--- start of DATASET RECORDS ---

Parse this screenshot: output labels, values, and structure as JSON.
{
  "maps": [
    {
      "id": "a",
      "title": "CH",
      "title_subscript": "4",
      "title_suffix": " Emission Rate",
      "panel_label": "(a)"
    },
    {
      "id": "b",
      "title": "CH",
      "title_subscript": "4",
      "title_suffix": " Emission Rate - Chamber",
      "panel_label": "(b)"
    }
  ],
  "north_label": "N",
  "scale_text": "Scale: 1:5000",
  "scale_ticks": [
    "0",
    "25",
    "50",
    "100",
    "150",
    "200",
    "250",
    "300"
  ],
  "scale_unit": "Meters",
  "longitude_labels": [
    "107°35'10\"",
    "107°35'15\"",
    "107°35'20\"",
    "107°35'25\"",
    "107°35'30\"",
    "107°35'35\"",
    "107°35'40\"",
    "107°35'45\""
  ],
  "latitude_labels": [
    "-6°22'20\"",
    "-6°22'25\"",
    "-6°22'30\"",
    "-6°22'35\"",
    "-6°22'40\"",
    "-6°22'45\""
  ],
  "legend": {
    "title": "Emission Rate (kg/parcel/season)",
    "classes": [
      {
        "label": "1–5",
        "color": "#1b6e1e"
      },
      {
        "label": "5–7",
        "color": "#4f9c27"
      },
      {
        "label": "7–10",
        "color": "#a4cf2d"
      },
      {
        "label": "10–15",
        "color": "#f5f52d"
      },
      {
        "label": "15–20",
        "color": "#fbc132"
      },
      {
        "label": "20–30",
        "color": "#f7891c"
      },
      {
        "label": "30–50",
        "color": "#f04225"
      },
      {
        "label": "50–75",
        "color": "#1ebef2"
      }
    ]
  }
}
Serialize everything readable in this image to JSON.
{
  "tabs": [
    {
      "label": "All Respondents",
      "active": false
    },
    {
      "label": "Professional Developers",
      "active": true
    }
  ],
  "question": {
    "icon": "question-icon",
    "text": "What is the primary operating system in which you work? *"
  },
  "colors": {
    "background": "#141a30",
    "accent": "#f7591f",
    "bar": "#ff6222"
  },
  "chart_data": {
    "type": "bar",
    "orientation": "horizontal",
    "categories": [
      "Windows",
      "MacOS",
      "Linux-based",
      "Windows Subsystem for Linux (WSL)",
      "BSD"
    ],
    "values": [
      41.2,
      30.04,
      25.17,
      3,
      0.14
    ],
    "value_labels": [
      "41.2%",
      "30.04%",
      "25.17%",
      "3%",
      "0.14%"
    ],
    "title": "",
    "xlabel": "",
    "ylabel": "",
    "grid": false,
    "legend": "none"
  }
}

--- end of DATASET RECORDS ---

- _DIRECTIVE_
Retype all of the material, keeping each line exact.

- _EXERCISE RESPONSE_
Parse this screenshot: output labels, values, and structure as JSON.
{
  "maps": [
    {
      "id": "a",
      "title": "CH",
      "title_subscript": "4",
      "title_suffix": " Emission Rate",
      "panel_label": "(a)"
    },
    {
      "id": "b",
      "title": "CH",
      "title_subscript": "4",
      "title_suffix": " Emission Rate - Chamber",
      "panel_label": "(b)"
    }
  ],
  "north_label": "N",
  "scale_text": "Scale: 1:5000",
  "scale_ticks": [
    "0",
    "25",
    "50",
    "100",
    "150",
    "200",
    "250",
    "300"
  ],
  "scale_unit": "Meters",
  "longitude_labels": [
    "107°35'10\"",
    "107°35'15\"",
    "107°35'20\"",
    "107°35'25\"",
    "107°35'30\"",
    "107°35'35\"",
    "107°35'40\"",
    "107°35'45\""
  ],
  "latitude_labels": [
    "-6°22'20\"",
    "-6°22'25\"",
    "-6°22'30\"",
    "-6°22'35\"",
    "-6°22'40\"",
    "-6°22'45\""
  ],
  "legend": {
    "title": "Emission Rate (kg/parcel/season)",
    "classes": [
      {
        "label": "1–5",
        "color": "#1b6e1e"
      },
      {
        "label": "5–7",
        "color": "#4f9c27"
      },
      {
        "label": "7–10",
        "color": "#a4cf2d"
      },
      {
        "label": "10–15",
        "color": "#f5f52d"
      },
      {
        "label": "15–20",
        "color": "#fbc132"
      },
      {
        "label": "20–30",
        "color": "#f7891c"
      },
      {
        "label": "30–50",
        "color": "#f04225"
      },
      {
        "label": "50–75",
        "color": "#1ebef2"
      }
    ]
  }
}
Serialize everything readable in this image to JSON.
{
  "tabs": [
    {
      "label": "All Respondents",
      "active": false
    },
    {
      "label": "Professional Developers",
      "active": true
    }
  ],
  "question": {
    "icon": "question-icon",
    "text": "What is the primary operating system in which you work? *"
  },
  "colors": {
    "background": "#141a30",
    "accent": "#f7591f",
    "bar": "#ff6222"
  },
  "chart_data": {
    "type": "bar",
    "orientation": "horizontal",
    "categories": [
      "Windows",
      "MacOS",
      "Linux-based",
      "Windows Subsystem for Linux (WSL)",
      "BSD"
    ],
    "values": [
      41.2,
      30.04,
      25.17,
      3,
      0.14
    ],
    "value_labels": [
      "41.2%",
      "30.04%",
      "25.17%",
      "3%",
      "0.14%"
    ],
    "title": "",
    "xlabel": "",
    "ylabel": "",
    "grid": false,
    "legend": "none"
  }
}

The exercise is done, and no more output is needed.